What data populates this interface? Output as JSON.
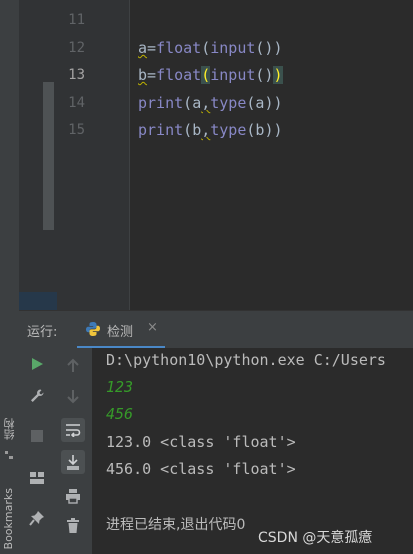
{
  "sidebar": {
    "structure_label": "结构",
    "bookmarks_label": "Bookmarks"
  },
  "editor": {
    "line_numbers": [
      "11",
      "12",
      "13",
      "14",
      "15"
    ],
    "current_line": "13",
    "lines": [
      {
        "v": "a",
        "fn1": "float",
        "fn2": "input",
        "tail": "())"
      },
      {
        "v": "b",
        "fn1": "float",
        "fn2": "input",
        "tail": ")"
      },
      {
        "fn": "print",
        "a1": "a",
        "fn2": "type",
        "a2": "a"
      },
      {
        "fn": "print",
        "a1": "b",
        "fn2": "type",
        "a2": "b"
      }
    ]
  },
  "run_panel": {
    "label": "运行:",
    "tab_label": "检测",
    "close_glyph": "×",
    "icons": [
      "run-icon",
      "up-arrow-icon",
      "wrench-icon",
      "down-arrow-icon",
      "stop-icon",
      "soft-wrap-icon",
      "layout-icon",
      "scroll-to-end-icon",
      "print-icon",
      "pin-icon",
      "trash-icon"
    ]
  },
  "console": {
    "command": "D:\\python10\\python.exe C:/Users",
    "input1": "123",
    "input2": "456",
    "out1": "123.0 <class 'float'>",
    "out2": "456.0 <class 'float'>",
    "exit_msg": "进程已结束,退出代码0"
  },
  "watermark": "CSDN @天意孤癔",
  "colors": {
    "accent": "#4a88c7",
    "input_text": "#369a29",
    "builtin": "#8888c6",
    "bracket_highlight": "#ffef28"
  }
}
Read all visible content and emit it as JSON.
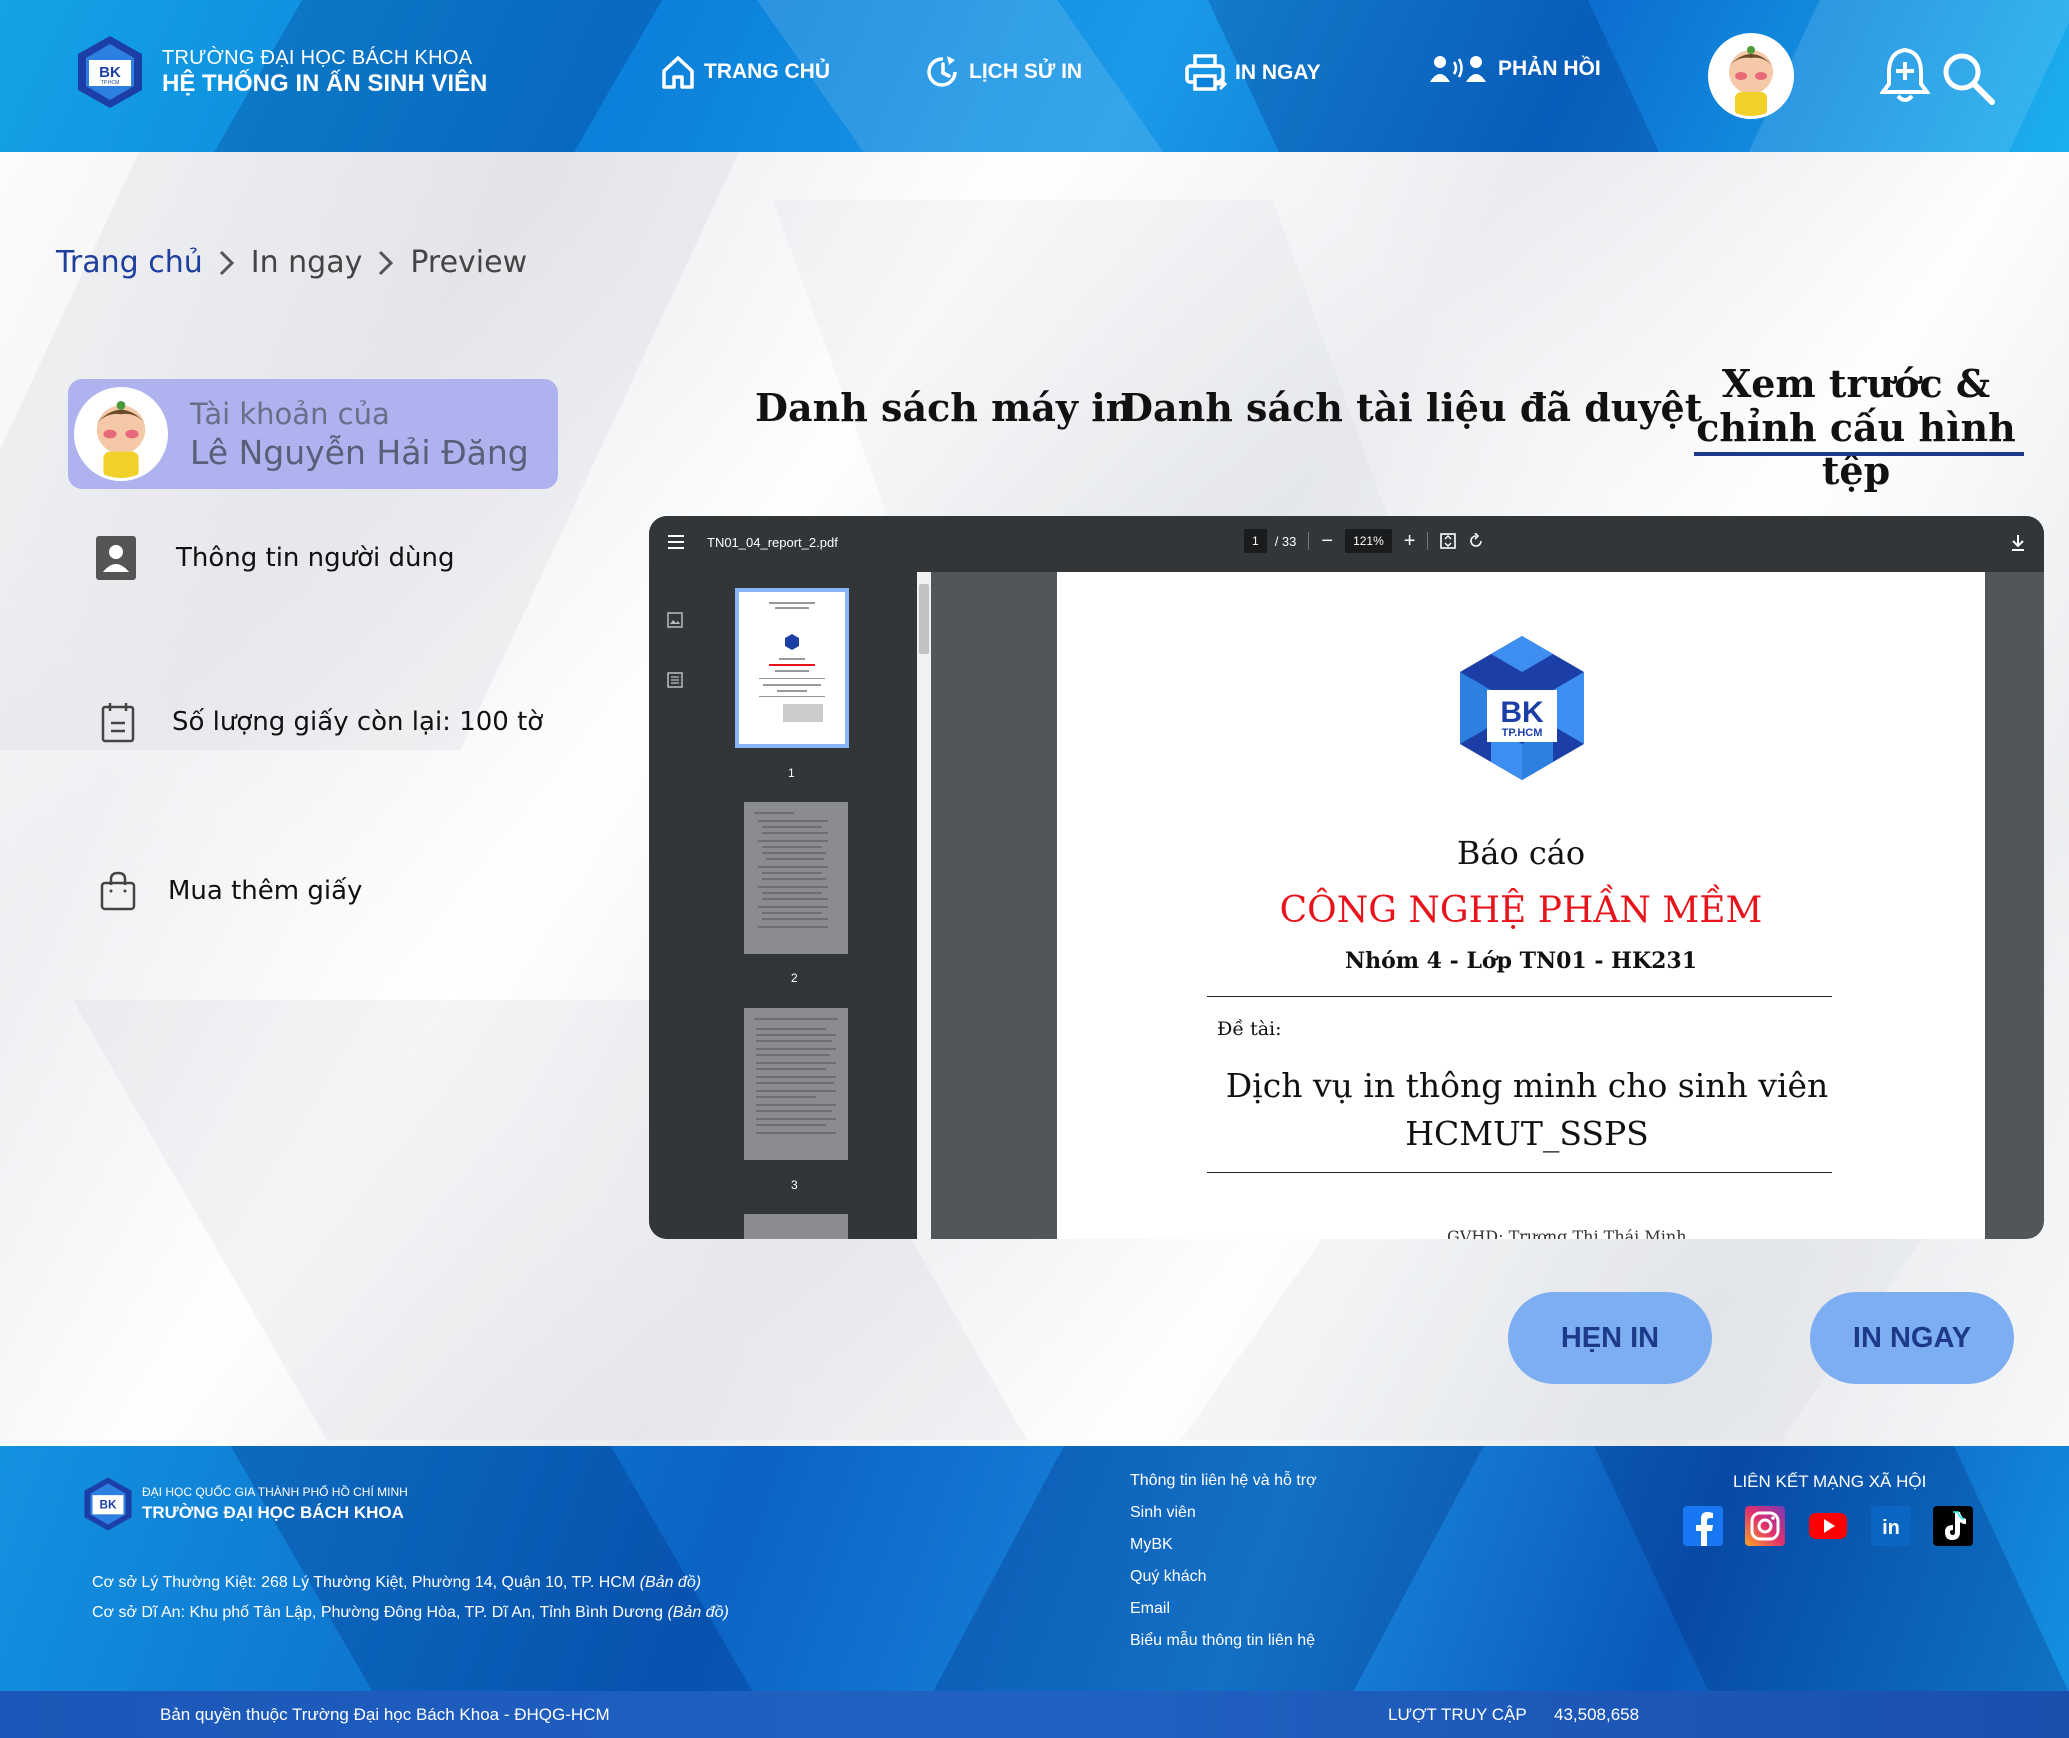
{
  "header": {
    "brand_top": "TRƯỜNG ĐẠI HỌC BÁCH KHOA",
    "brand_bottom": "HỆ THỐNG IN ẤN SINH VIÊN",
    "logo_text": "BK",
    "logo_sub": "TP.HCM",
    "nav": [
      {
        "label": "TRANG CHỦ",
        "icon": "home-icon"
      },
      {
        "label": "LỊCH SỬ IN",
        "icon": "history-icon"
      },
      {
        "label": "IN NGAY",
        "icon": "printer-icon"
      },
      {
        "label": "PHẢN HỒI",
        "icon": "feedback-icon"
      }
    ]
  },
  "breadcrumb": {
    "items": [
      "Trang chủ",
      "In ngay",
      "Preview"
    ],
    "separator": ">"
  },
  "sidebar": {
    "account_label": "Tài khoản của",
    "account_name": "Lê Nguyễn Hải Đăng",
    "items": [
      {
        "label": "Thông tin người dùng",
        "icon": "user-icon"
      },
      {
        "label": "Số lượng giấy còn lại: 100 tờ",
        "icon": "calendar-icon"
      },
      {
        "label": "Mua thêm giấy",
        "icon": "shopping-bag-icon"
      }
    ]
  },
  "tabs": {
    "printers": "Danh sách máy in",
    "approved_docs": "Danh sách tài liệu đã duyệt",
    "preview_line1": "Xem trước &",
    "preview_line2": "chỉnh cấu hình tệp"
  },
  "viewer": {
    "file_name": "TN01_04_report_2.pdf",
    "current_page": "1",
    "total_pages": "/ 33",
    "zoom": "121%",
    "thumbnails": [
      "1",
      "2",
      "3"
    ],
    "document": {
      "logo_text": "BK",
      "logo_sub": "TP.HCM",
      "title": "Báo cáo",
      "course": "CÔNG NGHỆ PHẦN MỀM",
      "group": "Nhóm 4 - Lớp TN01 - HK231",
      "topic_label": "Đề tài:",
      "topic_line1": "Dịch vụ in thông minh cho sinh viên",
      "topic_line2": "HCMUT_SSPS",
      "gvhd": "GVHD:   Trương Thị Thái Minh"
    }
  },
  "buttons": {
    "schedule": "HẸN IN",
    "print_now": "IN NGAY"
  },
  "footer": {
    "brand_top": "ĐẠI HỌC QUỐC GIA THÀNH PHỐ HỒ CHÍ MINH",
    "brand_bottom": "TRƯỜNG ĐẠI HỌC BÁCH KHOA",
    "address1": "Cơ sở Lý Thường Kiệt: 268 Lý Thường Kiệt, Phường 14, Quận 10, TP. HCM",
    "address2": "Cơ sở Dĩ An: Khu phố Tân Lập, Phường Đông Hòa, TP. Dĩ An, Tỉnh Bình Dương",
    "map_link": "(Bản đồ)",
    "links": [
      "Thông tin liên hệ và hỗ trợ",
      "Sinh viên",
      "MyBK",
      "Quý khách",
      "Email",
      "Biểu mẫu thông tin liên hệ"
    ],
    "social_title": "LIÊN KẾT MẠNG XÃ HỘI",
    "social": [
      "facebook-icon",
      "instagram-icon",
      "youtube-icon",
      "linkedin-icon",
      "tiktok-icon"
    ],
    "copyright": "Bản quyền thuộc Trường Đại học Bách Khoa - ĐHQG-HCM",
    "visits_label": "LƯỢT TRUY CẬP",
    "visits": "43,508,658"
  },
  "colors": {
    "header_blue": "#0b7fd9",
    "button_blue": "#7eaef2",
    "breadcrumb_link": "#1f3f9e",
    "account_card": "#aeb3f0",
    "course_red": "#e8141c"
  }
}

***

**TASK DETAILS**
Quote the entries in full. Any image among them is to be omitted from the copy.

**ANSWER TO THE PROBLEM**
What data populates this interface? Output as JSON.
{
  "sidebar": {
    "structure_label": "结构",
    "bookmarks_label": "Bookmarks"
  },
  "editor": {
    "line_numbers": [
      "11",
      "12",
      "13",
      "14",
      "15"
    ],
    "current_line": "13",
    "lines": [
      {
        "v": "a",
        "fn1": "float",
        "fn2": "input",
        "tail": "())"
      },
      {
        "v": "b",
        "fn1": "float",
        "fn2": "input",
        "tail": ")"
      },
      {
        "fn": "print",
        "a1": "a",
        "fn2": "type",
        "a2": "a"
      },
      {
        "fn": "print",
        "a1": "b",
        "fn2": "type",
        "a2": "b"
      }
    ]
  },
  "run_panel": {
    "label": "运行:",
    "tab_label": "检测",
    "close_glyph": "×",
    "icons": [
      "run-icon",
      "up-arrow-icon",
      "wrench-icon",
      "down-arrow-icon",
      "stop-icon",
      "soft-wrap-icon",
      "layout-icon",
      "scroll-to-end-icon",
      "print-icon",
      "pin-icon",
      "trash-icon"
    ]
  },
  "console": {
    "command": "D:\\python10\\python.exe C:/Users",
    "input1": "123",
    "input2": "456",
    "out1": "123.0 <class 'float'>",
    "out2": "456.0 <class 'float'>",
    "exit_msg": "进程已结束,退出代码0"
  },
  "watermark": "CSDN @天意孤癔",
  "colors": {
    "accent": "#4a88c7",
    "input_text": "#369a29",
    "builtin": "#8888c6",
    "bracket_highlight": "#ffef28"
  }
}
Read all visible content and emit it as JSON.
{
  "header": {
    "brand_top": "TRƯỜNG ĐẠI HỌC BÁCH KHOA",
    "brand_bottom": "HỆ THỐNG IN ẤN SINH VIÊN",
    "logo_text": "BK",
    "logo_sub": "TP.HCM",
    "nav": [
      {
        "label": "TRANG CHỦ",
        "icon": "home-icon"
      },
      {
        "label": "LỊCH SỬ IN",
        "icon": "history-icon"
      },
      {
        "label": "IN NGAY",
        "icon": "printer-icon"
      },
      {
        "label": "PHẢN HỒI",
        "icon": "feedback-icon"
      }
    ]
  },
  "breadcrumb": {
    "items": [
      "Trang chủ",
      "In ngay",
      "Preview"
    ],
    "separator": ">"
  },
  "sidebar": {
    "account_label": "Tài khoản của",
    "account_name": "Lê Nguyễn Hải Đăng",
    "items": [
      {
        "label": "Thông tin người dùng",
        "icon": "user-icon"
      },
      {
        "label": "Số lượng giấy còn lại: 100 tờ",
        "icon": "calendar-icon"
      },
      {
        "label": "Mua thêm giấy",
        "icon": "shopping-bag-icon"
      }
    ]
  },
  "tabs": {
    "printers": "Danh sách máy in",
    "approved_docs": "Danh sách tài liệu đã duyệt",
    "preview_line1": "Xem trước &",
    "preview_line2": "chỉnh cấu hình tệp"
  },
  "viewer": {
    "file_name": "TN01_04_report_2.pdf",
    "current_page": "1",
    "total_pages": "/ 33",
    "zoom": "121%",
    "thumbnails": [
      "1",
      "2",
      "3"
    ],
    "document": {
      "logo_text": "BK",
      "logo_sub": "TP.HCM",
      "title": "Báo cáo",
      "course": "CÔNG NGHỆ PHẦN MỀM",
      "group": "Nhóm 4 - Lớp TN01 - HK231",
      "topic_label": "Đề tài:",
      "topic_line1": "Dịch vụ in thông minh cho sinh viên",
      "topic_line2": "HCMUT_SSPS",
      "gvhd": "GVHD:   Trương Thị Thái Minh"
    }
  },
  "buttons": {
    "schedule": "HẸN IN",
    "print_now": "IN NGAY"
  },
  "footer": {
    "brand_top": "ĐẠI HỌC QUỐC GIA THÀNH PHỐ HỒ CHÍ MINH",
    "brand_bottom": "TRƯỜNG ĐẠI HỌC BÁCH KHOA",
    "address1": "Cơ sở Lý Thường Kiệt: 268 Lý Thường Kiệt, Phường 14, Quận 10, TP. HCM",
    "address2": "Cơ sở Dĩ An: Khu phố Tân Lập, Phường Đông Hòa, TP. Dĩ An, Tỉnh Bình Dương",
    "map_link": "(Bản đồ)",
    "links": [
      "Thông tin liên hệ và hỗ trợ",
      "Sinh viên",
      "MyBK",
      "Quý khách",
      "Email",
      "Biểu mẫu thông tin liên hệ"
    ],
    "social_title": "LIÊN KẾT MẠNG XÃ HỘI",
    "social": [
      "facebook-icon",
      "instagram-icon",
      "youtube-icon",
      "linkedin-icon",
      "tiktok-icon"
    ],
    "copyright": "Bản quyền thuộc Trường Đại học Bách Khoa - ĐHQG-HCM",
    "visits_label": "LƯỢT TRUY CẬP",
    "visits": "43,508,658"
  },
  "colors": {
    "header_blue": "#0b7fd9",
    "button_blue": "#7eaef2",
    "breadcrumb_link": "#1f3f9e",
    "account_card": "#aeb3f0",
    "course_red": "#e8141c"
  }
}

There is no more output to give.